━━━ Working data ━━━
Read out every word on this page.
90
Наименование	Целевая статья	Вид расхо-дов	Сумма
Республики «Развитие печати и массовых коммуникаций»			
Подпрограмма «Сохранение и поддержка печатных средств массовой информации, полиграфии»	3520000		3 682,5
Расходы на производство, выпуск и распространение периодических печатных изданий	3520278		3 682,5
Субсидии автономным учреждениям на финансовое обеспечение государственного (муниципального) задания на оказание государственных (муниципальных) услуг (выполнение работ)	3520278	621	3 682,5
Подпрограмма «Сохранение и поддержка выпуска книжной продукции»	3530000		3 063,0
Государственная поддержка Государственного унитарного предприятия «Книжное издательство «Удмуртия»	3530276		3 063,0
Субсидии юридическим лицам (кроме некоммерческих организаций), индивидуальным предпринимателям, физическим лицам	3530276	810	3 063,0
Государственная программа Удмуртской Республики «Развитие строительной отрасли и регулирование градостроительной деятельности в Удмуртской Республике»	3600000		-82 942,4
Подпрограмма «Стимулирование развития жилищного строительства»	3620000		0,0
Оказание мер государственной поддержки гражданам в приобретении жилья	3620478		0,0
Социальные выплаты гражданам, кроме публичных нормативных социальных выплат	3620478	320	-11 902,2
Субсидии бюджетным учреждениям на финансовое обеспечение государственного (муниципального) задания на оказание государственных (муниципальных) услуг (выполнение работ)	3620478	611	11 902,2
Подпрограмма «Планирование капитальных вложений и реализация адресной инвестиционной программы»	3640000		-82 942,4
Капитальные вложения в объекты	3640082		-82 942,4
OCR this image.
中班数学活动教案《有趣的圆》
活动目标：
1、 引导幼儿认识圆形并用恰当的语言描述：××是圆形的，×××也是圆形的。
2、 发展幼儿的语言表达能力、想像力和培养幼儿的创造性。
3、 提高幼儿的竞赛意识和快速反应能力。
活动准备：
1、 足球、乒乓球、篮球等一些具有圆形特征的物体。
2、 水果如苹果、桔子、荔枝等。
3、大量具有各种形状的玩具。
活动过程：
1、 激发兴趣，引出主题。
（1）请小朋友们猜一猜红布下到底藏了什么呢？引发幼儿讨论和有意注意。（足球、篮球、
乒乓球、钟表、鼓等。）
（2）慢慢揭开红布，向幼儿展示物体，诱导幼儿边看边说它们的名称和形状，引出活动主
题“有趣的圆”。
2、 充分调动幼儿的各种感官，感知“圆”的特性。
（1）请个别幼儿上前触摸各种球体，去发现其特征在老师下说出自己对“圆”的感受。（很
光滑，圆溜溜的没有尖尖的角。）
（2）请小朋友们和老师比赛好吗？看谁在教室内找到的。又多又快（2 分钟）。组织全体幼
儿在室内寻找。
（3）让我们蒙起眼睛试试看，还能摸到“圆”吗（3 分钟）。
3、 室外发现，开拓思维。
━━━
# Problem details
Find the line containing "OCR this image." in the material above. Print it and every line after it through the end, exactly and only those.

# Output for this task
OCR this image.
中班数学活动教案《有趣的圆》
活动目标：
1、 引导幼儿认识圆形并用恰当的语言描述：××是圆形的，×××也是圆形的。
2、 发展幼儿的语言表达能力、想像力和培养幼儿的创造性。
3、 提高幼儿的竞赛意识和快速反应能力。
活动准备：
1、 足球、乒乓球、篮球等一些具有圆形特征的物体。
2、 水果如苹果、桔子、荔枝等。
3、大量具有各种形状的玩具。
活动过程：
1、 激发兴趣，引出主题。
（1）请小朋友们猜一猜红布下到底藏了什么呢？引发幼儿讨论和有意注意。（足球、篮球、
乒乓球、钟表、鼓等。）
（2）慢慢揭开红布，向幼儿展示物体，诱导幼儿边看边说它们的名称和形状，引出活动主
题“有趣的圆”。
2、 充分调动幼儿的各种感官，感知“圆”的特性。
（1）请个别幼儿上前触摸各种球体，去发现其特征在老师下说出自己对“圆”的感受。（很
光滑，圆溜溜的没有尖尖的角。）
（2）请小朋友们和老师比赛好吗？看谁在教室内找到的。又多又快（2 分钟）。组织全体幼
儿在室内寻找。
（3）让我们蒙起眼睛试试看，还能摸到“圆”吗（3 分钟）。
3、 室外发现，开拓思维。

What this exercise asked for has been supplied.